WRITTEN PROBLEM: The exercise asks you to copy every line below in which "page" appears.

[Saved entries]
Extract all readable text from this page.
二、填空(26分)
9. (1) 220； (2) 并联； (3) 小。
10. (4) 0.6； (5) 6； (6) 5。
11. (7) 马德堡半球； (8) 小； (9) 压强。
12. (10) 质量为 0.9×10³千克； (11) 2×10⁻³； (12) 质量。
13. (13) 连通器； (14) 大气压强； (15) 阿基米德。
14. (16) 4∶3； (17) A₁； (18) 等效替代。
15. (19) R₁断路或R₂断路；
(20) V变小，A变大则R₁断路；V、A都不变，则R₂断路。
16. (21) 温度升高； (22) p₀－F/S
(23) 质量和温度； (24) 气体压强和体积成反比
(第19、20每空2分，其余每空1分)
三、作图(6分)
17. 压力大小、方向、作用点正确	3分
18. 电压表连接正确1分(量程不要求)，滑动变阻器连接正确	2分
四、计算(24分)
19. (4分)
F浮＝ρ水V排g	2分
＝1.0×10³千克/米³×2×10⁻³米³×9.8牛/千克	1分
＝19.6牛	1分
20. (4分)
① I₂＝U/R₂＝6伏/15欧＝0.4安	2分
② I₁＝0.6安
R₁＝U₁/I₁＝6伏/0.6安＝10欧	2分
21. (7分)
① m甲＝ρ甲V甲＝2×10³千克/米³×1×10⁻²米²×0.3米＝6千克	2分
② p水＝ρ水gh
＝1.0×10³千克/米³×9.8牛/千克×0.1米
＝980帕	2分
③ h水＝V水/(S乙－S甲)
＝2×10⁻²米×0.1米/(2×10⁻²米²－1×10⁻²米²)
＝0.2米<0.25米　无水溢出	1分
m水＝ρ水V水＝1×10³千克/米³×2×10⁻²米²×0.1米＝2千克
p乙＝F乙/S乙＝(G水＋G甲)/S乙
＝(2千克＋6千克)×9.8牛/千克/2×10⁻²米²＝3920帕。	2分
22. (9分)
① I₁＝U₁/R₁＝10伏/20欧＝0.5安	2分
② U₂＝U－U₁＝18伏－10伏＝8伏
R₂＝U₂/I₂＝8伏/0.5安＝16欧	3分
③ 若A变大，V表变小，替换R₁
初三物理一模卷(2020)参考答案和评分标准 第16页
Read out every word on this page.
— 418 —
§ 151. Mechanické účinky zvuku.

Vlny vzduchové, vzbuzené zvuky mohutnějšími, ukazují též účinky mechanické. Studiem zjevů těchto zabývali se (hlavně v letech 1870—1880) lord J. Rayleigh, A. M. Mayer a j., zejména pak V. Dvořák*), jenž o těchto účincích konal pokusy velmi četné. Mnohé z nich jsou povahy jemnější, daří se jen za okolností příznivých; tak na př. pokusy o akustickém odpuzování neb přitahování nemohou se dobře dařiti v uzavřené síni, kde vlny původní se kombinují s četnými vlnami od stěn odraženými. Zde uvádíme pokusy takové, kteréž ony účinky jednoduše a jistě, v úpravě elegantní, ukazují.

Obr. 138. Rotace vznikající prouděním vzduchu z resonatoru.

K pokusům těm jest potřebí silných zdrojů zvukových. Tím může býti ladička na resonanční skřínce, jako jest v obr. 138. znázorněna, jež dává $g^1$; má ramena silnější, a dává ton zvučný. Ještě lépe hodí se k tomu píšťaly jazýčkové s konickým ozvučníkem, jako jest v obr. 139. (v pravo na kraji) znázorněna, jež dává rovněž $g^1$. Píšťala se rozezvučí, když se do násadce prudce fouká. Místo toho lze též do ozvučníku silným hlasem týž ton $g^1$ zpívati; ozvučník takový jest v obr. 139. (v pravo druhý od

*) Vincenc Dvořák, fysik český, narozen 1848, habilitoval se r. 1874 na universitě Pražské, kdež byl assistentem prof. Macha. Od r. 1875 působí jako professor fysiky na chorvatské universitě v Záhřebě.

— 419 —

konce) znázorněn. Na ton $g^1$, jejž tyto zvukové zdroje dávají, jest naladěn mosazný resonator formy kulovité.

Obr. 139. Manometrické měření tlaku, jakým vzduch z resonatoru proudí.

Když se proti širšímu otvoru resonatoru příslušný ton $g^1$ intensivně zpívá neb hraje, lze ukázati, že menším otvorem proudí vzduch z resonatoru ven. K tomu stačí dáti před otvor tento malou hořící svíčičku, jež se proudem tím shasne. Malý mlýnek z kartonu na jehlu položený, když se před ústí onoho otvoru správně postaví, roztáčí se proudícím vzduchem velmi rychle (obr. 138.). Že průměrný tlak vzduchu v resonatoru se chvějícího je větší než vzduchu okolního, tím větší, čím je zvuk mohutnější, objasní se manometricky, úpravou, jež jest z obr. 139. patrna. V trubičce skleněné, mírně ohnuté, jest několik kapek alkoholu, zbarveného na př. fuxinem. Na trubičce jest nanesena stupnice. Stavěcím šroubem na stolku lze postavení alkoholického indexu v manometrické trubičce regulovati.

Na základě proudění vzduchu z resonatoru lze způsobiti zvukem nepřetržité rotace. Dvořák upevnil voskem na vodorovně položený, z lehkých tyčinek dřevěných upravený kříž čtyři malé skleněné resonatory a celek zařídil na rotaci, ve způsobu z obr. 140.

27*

THE RESULT:
Extract all readable text from this page.
Read out every word on this page.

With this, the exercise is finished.